**THE EXERCISE**
Search the listing for the string "color" and copy every line that contains it.

**DATA SECTION**

--- begin ---

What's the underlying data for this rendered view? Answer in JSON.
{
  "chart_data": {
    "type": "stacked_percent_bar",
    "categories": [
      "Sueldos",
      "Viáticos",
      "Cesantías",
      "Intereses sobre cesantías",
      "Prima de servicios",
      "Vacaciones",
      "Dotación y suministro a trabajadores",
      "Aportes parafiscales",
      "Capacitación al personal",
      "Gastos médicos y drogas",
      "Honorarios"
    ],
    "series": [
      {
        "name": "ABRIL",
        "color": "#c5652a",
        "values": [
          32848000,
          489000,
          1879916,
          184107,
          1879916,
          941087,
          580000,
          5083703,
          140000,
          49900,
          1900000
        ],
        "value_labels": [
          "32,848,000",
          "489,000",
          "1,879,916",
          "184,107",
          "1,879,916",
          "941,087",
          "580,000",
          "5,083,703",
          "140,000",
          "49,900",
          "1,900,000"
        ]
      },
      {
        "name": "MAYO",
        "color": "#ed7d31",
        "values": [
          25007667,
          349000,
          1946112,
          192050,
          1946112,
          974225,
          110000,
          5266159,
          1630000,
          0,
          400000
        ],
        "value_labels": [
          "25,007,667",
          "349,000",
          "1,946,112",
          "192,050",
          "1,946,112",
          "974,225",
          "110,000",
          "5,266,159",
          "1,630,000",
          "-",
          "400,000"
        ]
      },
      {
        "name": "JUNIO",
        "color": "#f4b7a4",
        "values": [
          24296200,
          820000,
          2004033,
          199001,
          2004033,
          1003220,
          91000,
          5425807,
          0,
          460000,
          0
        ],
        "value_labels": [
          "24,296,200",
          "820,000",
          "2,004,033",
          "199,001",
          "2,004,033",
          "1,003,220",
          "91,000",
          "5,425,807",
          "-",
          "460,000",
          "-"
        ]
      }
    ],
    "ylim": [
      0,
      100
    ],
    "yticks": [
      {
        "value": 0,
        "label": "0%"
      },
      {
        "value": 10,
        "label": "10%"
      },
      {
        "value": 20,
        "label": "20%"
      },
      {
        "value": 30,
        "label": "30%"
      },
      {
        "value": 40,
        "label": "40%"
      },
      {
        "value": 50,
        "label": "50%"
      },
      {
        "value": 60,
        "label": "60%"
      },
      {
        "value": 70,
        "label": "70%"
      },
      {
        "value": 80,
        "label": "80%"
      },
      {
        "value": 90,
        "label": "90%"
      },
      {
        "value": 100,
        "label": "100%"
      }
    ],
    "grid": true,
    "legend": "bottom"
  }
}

--- end ---

**REPLY TO THE TASK**
        "color": "#c5652a",
        "color": "#ed7d31",
        "color": "#f4b7a4",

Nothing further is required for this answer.